Collection entries:
:::::

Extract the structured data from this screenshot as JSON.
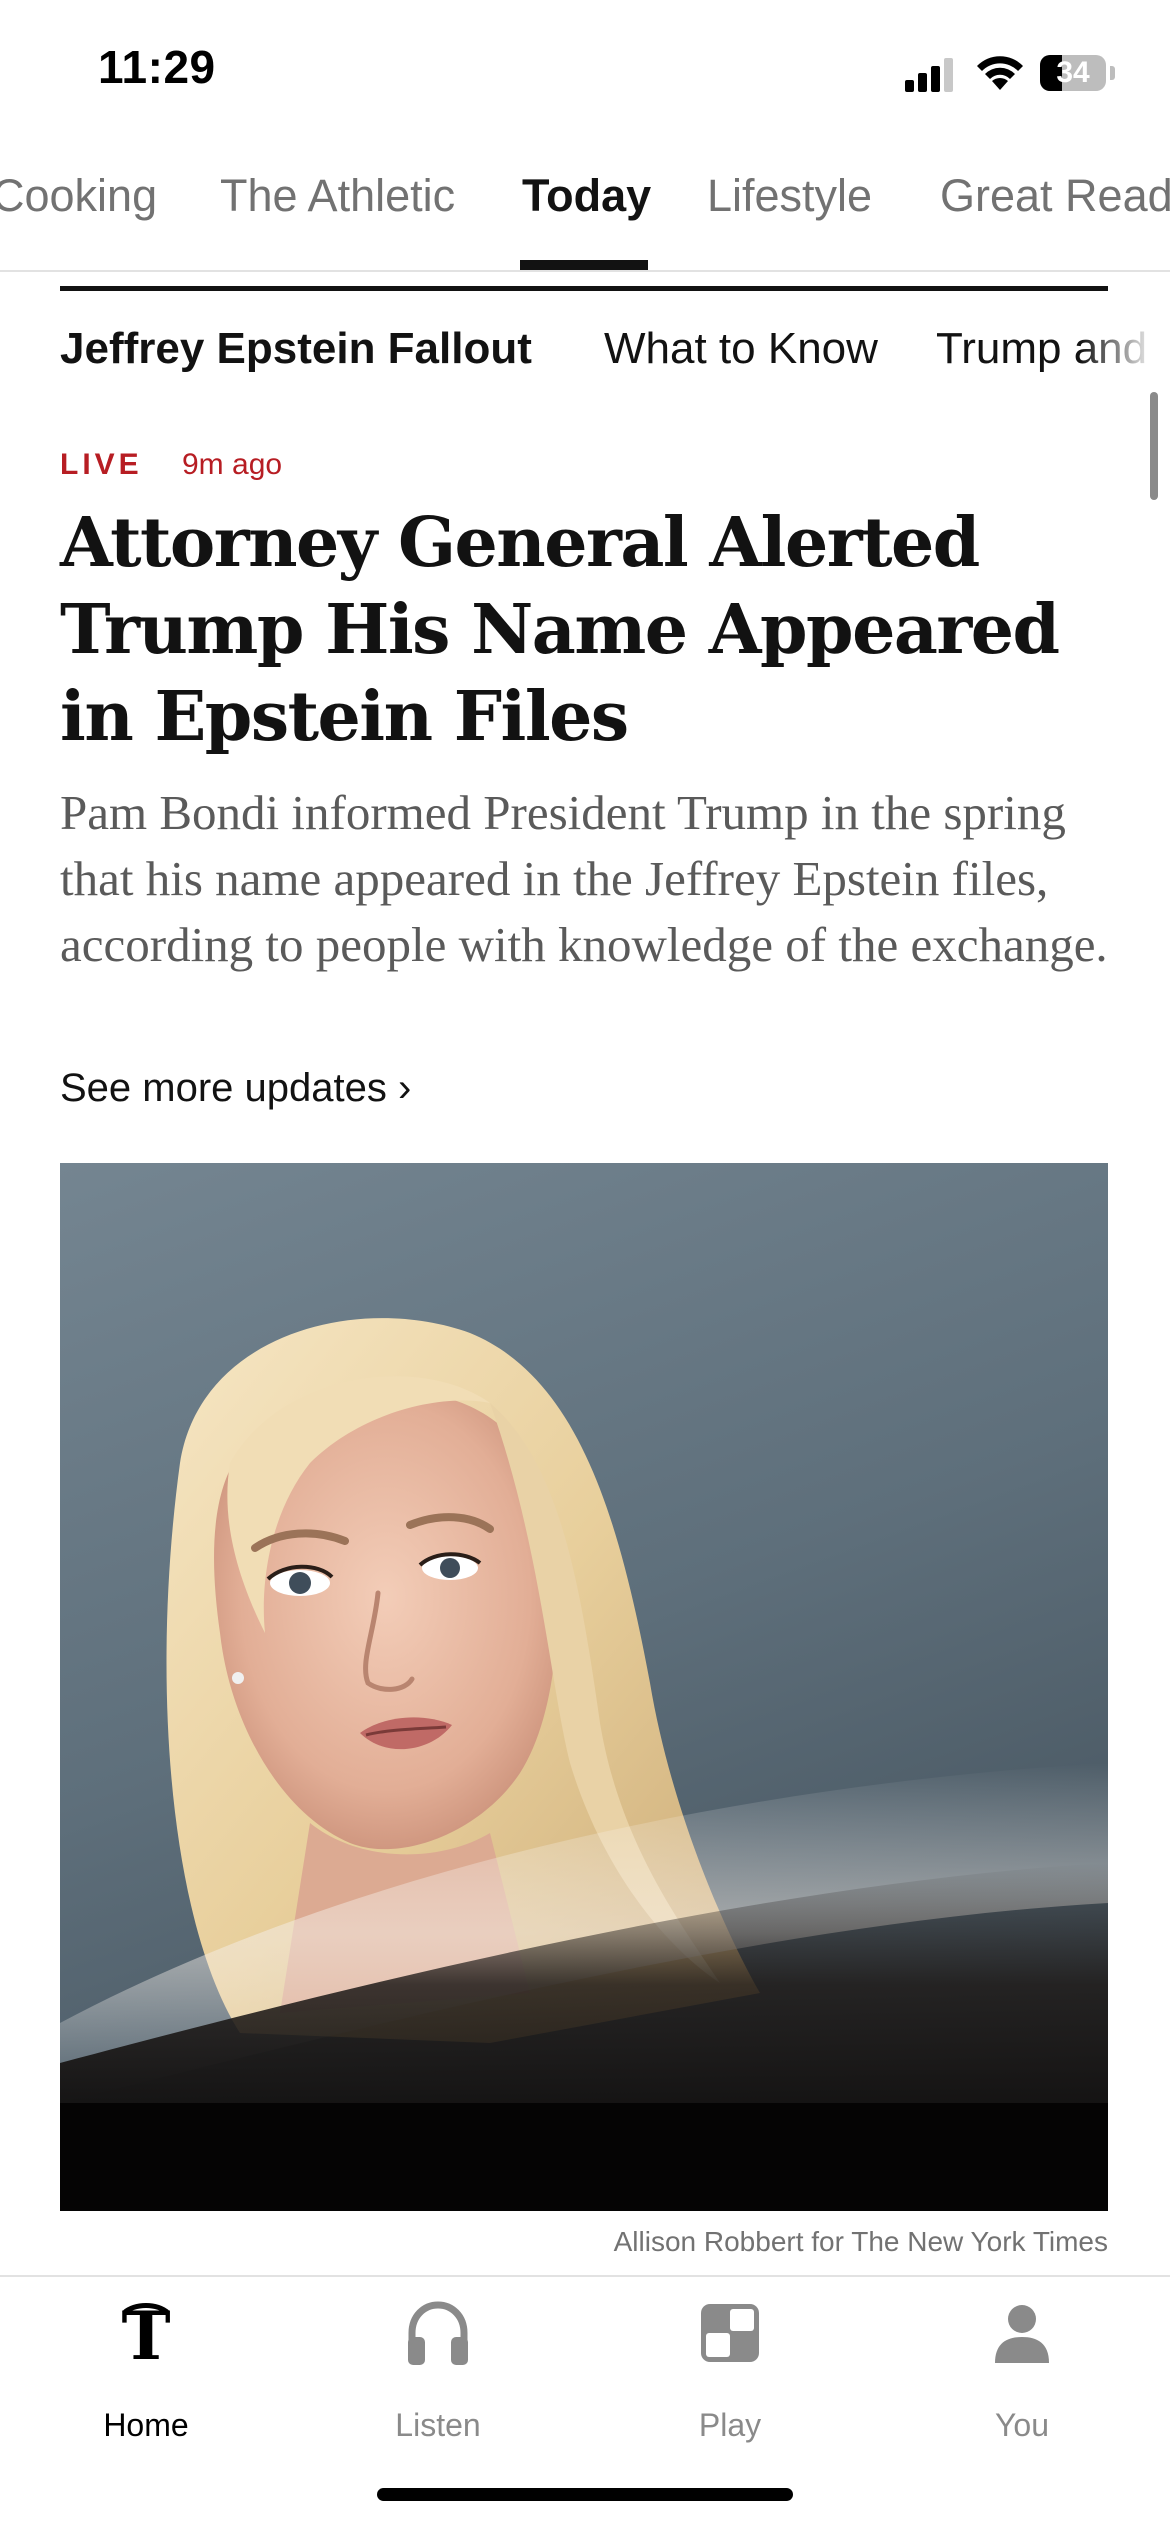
{
  "status_bar": {
    "time": "11:29",
    "battery_percent": "34",
    "battery_level": 0.34,
    "signal_bars": 3,
    "icons": [
      "cellular-signal-icon",
      "wifi-icon",
      "battery-icon"
    ]
  },
  "section_tabs": [
    "Cooking",
    "The Athletic",
    "Today",
    "Lifestyle",
    "Great Read"
  ],
  "active_section_tab": "Today",
  "topic_subtabs": [
    "Jeffrey Epstein Fallout",
    "What to Know",
    "Trump and"
  ],
  "article": {
    "live_label": "LIVE",
    "timestamp": "9m ago",
    "headline": "Attorney General Alerted Trump His Name Appeared in Epstein Files",
    "summary": "Pam Bondi informed President Trump in the spring that his name appeared in the Jeffrey Epstein files, according to people with knowledge of the exchange.",
    "see_more": "See more updates ›",
    "photo_credit": "Allison Robbert for The New York Times"
  },
  "tab_bar": {
    "items": [
      {
        "label": "Home",
        "icon": "nyt-t-logo-icon",
        "active": true
      },
      {
        "label": "Listen",
        "icon": "headphones-icon",
        "active": false
      },
      {
        "label": "Play",
        "icon": "games-grid-icon",
        "active": false
      },
      {
        "label": "You",
        "icon": "person-icon",
        "active": false
      }
    ]
  },
  "colors": {
    "live_red": "#b71d23",
    "text_primary": "#121212",
    "text_secondary": "#727272",
    "summary_gray": "#5a5a5a"
  }
}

:::::

[What you need to do] Word for word, quote the lines above. Omit the pictures.

[Output of the exercise]
Extract the structured data from this screenshot as JSON.
{
  "status_bar": {
    "time": "11:29",
    "battery_percent": "34",
    "battery_level": 0.34,
    "signal_bars": 3,
    "icons": [
      "cellular-signal-icon",
      "wifi-icon",
      "battery-icon"
    ]
  },
  "section_tabs": [
    "Cooking",
    "The Athletic",
    "Today",
    "Lifestyle",
    "Great Read"
  ],
  "active_section_tab": "Today",
  "topic_subtabs": [
    "Jeffrey Epstein Fallout",
    "What to Know",
    "Trump and"
  ],
  "article": {
    "live_label": "LIVE",
    "timestamp": "9m ago",
    "headline": "Attorney General Alerted Trump His Name Appeared in Epstein Files",
    "summary": "Pam Bondi informed President Trump in the spring that his name appeared in the Jeffrey Epstein files, according to people with knowledge of the exchange.",
    "see_more": "See more updates ›",
    "photo_credit": "Allison Robbert for The New York Times"
  },
  "tab_bar": {
    "items": [
      {
        "label": "Home",
        "icon": "nyt-t-logo-icon",
        "active": true
      },
      {
        "label": "Listen",
        "icon": "headphones-icon",
        "active": false
      },
      {
        "label": "Play",
        "icon": "games-grid-icon",
        "active": false
      },
      {
        "label": "You",
        "icon": "person-icon",
        "active": false
      }
    ]
  },
  "colors": {
    "live_red": "#b71d23",
    "text_primary": "#121212",
    "text_secondary": "#727272",
    "summary_gray": "#5a5a5a"
  }
}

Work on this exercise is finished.